**What is being asked:** Copy out the data word for word, without any of its pictures.

** The data follows **

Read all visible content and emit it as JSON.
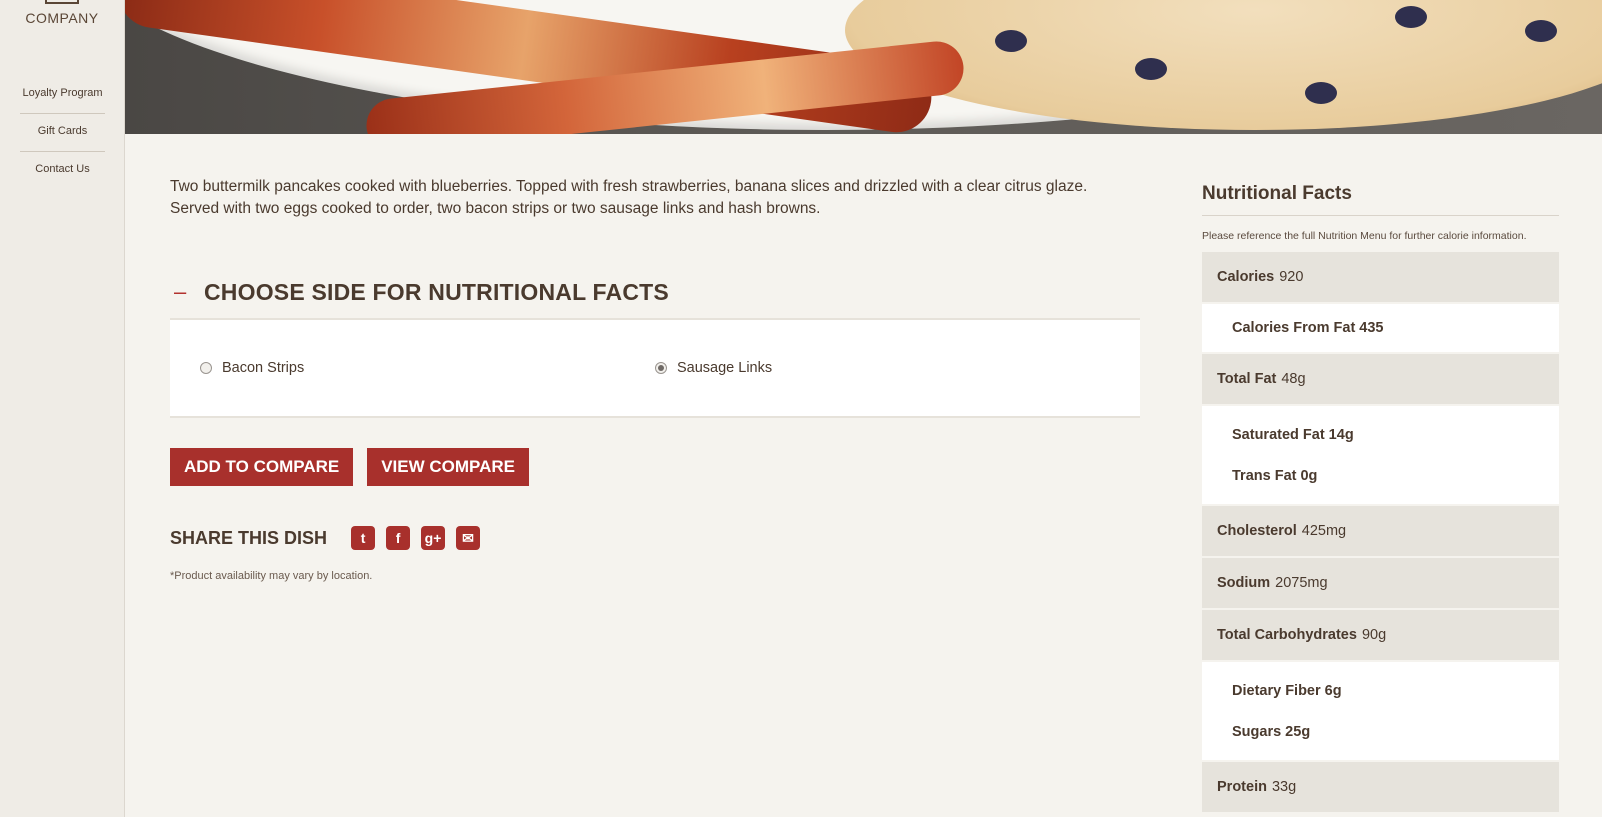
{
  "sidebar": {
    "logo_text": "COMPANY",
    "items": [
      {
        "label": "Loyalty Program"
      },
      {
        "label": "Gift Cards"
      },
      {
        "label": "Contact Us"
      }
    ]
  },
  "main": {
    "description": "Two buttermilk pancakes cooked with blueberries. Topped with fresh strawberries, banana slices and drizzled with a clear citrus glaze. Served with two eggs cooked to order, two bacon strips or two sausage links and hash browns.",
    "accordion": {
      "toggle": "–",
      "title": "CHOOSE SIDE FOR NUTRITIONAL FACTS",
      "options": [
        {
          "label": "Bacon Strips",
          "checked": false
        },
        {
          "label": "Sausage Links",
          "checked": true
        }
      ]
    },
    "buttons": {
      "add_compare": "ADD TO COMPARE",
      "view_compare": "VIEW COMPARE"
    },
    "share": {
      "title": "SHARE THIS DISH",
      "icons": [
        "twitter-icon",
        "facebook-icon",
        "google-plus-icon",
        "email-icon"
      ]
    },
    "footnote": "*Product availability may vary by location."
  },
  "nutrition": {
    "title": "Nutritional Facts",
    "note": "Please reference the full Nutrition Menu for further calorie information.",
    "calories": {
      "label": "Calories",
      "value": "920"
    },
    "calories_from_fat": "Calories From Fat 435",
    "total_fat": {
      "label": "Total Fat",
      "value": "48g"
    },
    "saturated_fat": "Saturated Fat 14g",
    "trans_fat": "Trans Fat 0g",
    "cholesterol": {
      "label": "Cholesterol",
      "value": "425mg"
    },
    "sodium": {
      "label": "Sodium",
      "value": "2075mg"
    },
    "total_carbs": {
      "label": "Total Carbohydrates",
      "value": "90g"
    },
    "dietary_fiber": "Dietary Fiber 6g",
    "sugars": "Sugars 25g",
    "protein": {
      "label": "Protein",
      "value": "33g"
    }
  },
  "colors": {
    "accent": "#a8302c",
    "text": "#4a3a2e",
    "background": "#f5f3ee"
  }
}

** End of The data **

**Reply:**
Read all visible content and emit it as JSON.
{
  "sidebar": {
    "logo_text": "COMPANY",
    "items": [
      {
        "label": "Loyalty Program"
      },
      {
        "label": "Gift Cards"
      },
      {
        "label": "Contact Us"
      }
    ]
  },
  "main": {
    "description": "Two buttermilk pancakes cooked with blueberries. Topped with fresh strawberries, banana slices and drizzled with a clear citrus glaze. Served with two eggs cooked to order, two bacon strips or two sausage links and hash browns.",
    "accordion": {
      "toggle": "–",
      "title": "CHOOSE SIDE FOR NUTRITIONAL FACTS",
      "options": [
        {
          "label": "Bacon Strips",
          "checked": false
        },
        {
          "label": "Sausage Links",
          "checked": true
        }
      ]
    },
    "buttons": {
      "add_compare": "ADD TO COMPARE",
      "view_compare": "VIEW COMPARE"
    },
    "share": {
      "title": "SHARE THIS DISH",
      "icons": [
        "twitter-icon",
        "facebook-icon",
        "google-plus-icon",
        "email-icon"
      ]
    },
    "footnote": "*Product availability may vary by location."
  },
  "nutrition": {
    "title": "Nutritional Facts",
    "note": "Please reference the full Nutrition Menu for further calorie information.",
    "calories": {
      "label": "Calories",
      "value": "920"
    },
    "calories_from_fat": "Calories From Fat 435",
    "total_fat": {
      "label": "Total Fat",
      "value": "48g"
    },
    "saturated_fat": "Saturated Fat 14g",
    "trans_fat": "Trans Fat 0g",
    "cholesterol": {
      "label": "Cholesterol",
      "value": "425mg"
    },
    "sodium": {
      "label": "Sodium",
      "value": "2075mg"
    },
    "total_carbs": {
      "label": "Total Carbohydrates",
      "value": "90g"
    },
    "dietary_fiber": "Dietary Fiber 6g",
    "sugars": "Sugars 25g",
    "protein": {
      "label": "Protein",
      "value": "33g"
    }
  },
  "colors": {
    "accent": "#a8302c",
    "text": "#4a3a2e",
    "background": "#f5f3ee"
  }
}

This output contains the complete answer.